— start Exercise input —

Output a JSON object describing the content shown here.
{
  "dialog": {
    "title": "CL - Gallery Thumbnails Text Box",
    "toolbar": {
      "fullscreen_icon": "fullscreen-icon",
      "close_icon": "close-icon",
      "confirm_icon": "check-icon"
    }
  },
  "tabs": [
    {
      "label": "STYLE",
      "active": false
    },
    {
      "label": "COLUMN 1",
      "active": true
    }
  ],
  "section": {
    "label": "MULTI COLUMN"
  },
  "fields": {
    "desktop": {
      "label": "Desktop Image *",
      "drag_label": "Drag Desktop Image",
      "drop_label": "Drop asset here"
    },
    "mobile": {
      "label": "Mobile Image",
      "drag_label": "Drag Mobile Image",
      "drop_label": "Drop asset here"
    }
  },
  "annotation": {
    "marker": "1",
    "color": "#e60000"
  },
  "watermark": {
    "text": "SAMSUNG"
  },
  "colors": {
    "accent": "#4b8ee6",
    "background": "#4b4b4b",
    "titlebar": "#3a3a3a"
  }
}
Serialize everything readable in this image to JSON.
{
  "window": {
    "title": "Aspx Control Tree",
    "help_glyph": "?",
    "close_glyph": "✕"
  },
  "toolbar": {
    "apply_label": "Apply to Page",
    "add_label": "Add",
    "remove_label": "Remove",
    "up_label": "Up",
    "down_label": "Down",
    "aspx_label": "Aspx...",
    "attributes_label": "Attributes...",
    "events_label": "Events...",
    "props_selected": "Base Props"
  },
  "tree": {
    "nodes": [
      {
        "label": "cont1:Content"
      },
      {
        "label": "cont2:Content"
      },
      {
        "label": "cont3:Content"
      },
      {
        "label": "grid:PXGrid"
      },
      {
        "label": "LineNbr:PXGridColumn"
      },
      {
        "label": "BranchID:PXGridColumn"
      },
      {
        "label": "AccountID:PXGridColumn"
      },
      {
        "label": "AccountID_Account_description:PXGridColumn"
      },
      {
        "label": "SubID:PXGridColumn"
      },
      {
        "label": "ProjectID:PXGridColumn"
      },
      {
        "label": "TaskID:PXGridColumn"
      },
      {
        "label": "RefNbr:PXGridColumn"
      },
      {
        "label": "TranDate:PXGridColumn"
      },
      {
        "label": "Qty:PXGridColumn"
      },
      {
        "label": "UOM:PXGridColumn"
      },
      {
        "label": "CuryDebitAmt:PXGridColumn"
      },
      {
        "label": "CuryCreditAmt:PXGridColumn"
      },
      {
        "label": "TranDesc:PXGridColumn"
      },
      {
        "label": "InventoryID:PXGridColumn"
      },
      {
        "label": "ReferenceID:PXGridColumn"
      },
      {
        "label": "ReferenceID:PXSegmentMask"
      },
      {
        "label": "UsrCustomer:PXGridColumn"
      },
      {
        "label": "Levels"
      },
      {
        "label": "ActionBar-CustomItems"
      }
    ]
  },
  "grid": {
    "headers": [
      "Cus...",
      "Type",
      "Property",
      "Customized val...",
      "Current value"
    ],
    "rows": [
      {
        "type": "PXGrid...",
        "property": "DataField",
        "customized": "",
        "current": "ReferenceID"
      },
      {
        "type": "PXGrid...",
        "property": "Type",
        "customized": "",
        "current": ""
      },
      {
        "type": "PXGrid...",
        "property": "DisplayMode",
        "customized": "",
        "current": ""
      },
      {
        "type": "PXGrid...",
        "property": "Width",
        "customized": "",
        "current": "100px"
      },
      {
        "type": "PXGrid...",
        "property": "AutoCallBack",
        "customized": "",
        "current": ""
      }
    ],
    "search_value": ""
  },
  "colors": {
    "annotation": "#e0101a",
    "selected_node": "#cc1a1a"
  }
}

— end Exercise input —

*Written instruction*: Retype every record above exactly as it appears.

*Written solution*:
Output a JSON object describing the content shown here.
{
  "dialog": {
    "title": "CL - Gallery Thumbnails Text Box",
    "toolbar": {
      "fullscreen_icon": "fullscreen-icon",
      "close_icon": "close-icon",
      "confirm_icon": "check-icon"
    }
  },
  "tabs": [
    {
      "label": "STYLE",
      "active": false
    },
    {
      "label": "COLUMN 1",
      "active": true
    }
  ],
  "section": {
    "label": "MULTI COLUMN"
  },
  "fields": {
    "desktop": {
      "label": "Desktop Image *",
      "drag_label": "Drag Desktop Image",
      "drop_label": "Drop asset here"
    },
    "mobile": {
      "label": "Mobile Image",
      "drag_label": "Drag Mobile Image",
      "drop_label": "Drop asset here"
    }
  },
  "annotation": {
    "marker": "1",
    "color": "#e60000"
  },
  "watermark": {
    "text": "SAMSUNG"
  },
  "colors": {
    "accent": "#4b8ee6",
    "background": "#4b4b4b",
    "titlebar": "#3a3a3a"
  }
}
Serialize everything readable in this image to JSON.
{
  "window": {
    "title": "Aspx Control Tree",
    "help_glyph": "?",
    "close_glyph": "✕"
  },
  "toolbar": {
    "apply_label": "Apply to Page",
    "add_label": "Add",
    "remove_label": "Remove",
    "up_label": "Up",
    "down_label": "Down",
    "aspx_label": "Aspx...",
    "attributes_label": "Attributes...",
    "events_label": "Events...",
    "props_selected": "Base Props"
  },
  "tree": {
    "nodes": [
      {
        "label": "cont1:Content"
      },
      {
        "label": "cont2:Content"
      },
      {
        "label": "cont3:Content"
      },
      {
        "label": "grid:PXGrid"
      },
      {
        "label": "LineNbr:PXGridColumn"
      },
      {
        "label": "BranchID:PXGridColumn"
      },
      {
        "label": "AccountID:PXGridColumn"
      },
      {
        "label": "AccountID_Account_description:PXGridColumn"
      },
      {
        "label": "SubID:PXGridColumn"
      },
      {
        "label": "ProjectID:PXGridColumn"
      },
      {
        "label": "TaskID:PXGridColumn"
      },
      {
        "label": "RefNbr:PXGridColumn"
      },
      {
        "label": "TranDate:PXGridColumn"
      },
      {
        "label": "Qty:PXGridColumn"
      },
      {
        "label": "UOM:PXGridColumn"
      },
      {
        "label": "CuryDebitAmt:PXGridColumn"
      },
      {
        "label": "CuryCreditAmt:PXGridColumn"
      },
      {
        "label": "TranDesc:PXGridColumn"
      },
      {
        "label": "InventoryID:PXGridColumn"
      },
      {
        "label": "ReferenceID:PXGridColumn"
      },
      {
        "label": "ReferenceID:PXSegmentMask"
      },
      {
        "label": "UsrCustomer:PXGridColumn"
      },
      {
        "label": "Levels"
      },
      {
        "label": "ActionBar-CustomItems"
      }
    ]
  },
  "grid": {
    "headers": [
      "Cus...",
      "Type",
      "Property",
      "Customized val...",
      "Current value"
    ],
    "rows": [
      {
        "type": "PXGrid...",
        "property": "DataField",
        "customized": "",
        "current": "ReferenceID"
      },
      {
        "type": "PXGrid...",
        "property": "Type",
        "customized": "",
        "current": ""
      },
      {
        "type": "PXGrid...",
        "property": "DisplayMode",
        "customized": "",
        "current": ""
      },
      {
        "type": "PXGrid...",
        "property": "Width",
        "customized": "",
        "current": "100px"
      },
      {
        "type": "PXGrid...",
        "property": "AutoCallBack",
        "customized": "",
        "current": ""
      }
    ],
    "search_value": ""
  },
  "colors": {
    "annotation": "#e0101a",
    "selected_node": "#cc1a1a"
  }
}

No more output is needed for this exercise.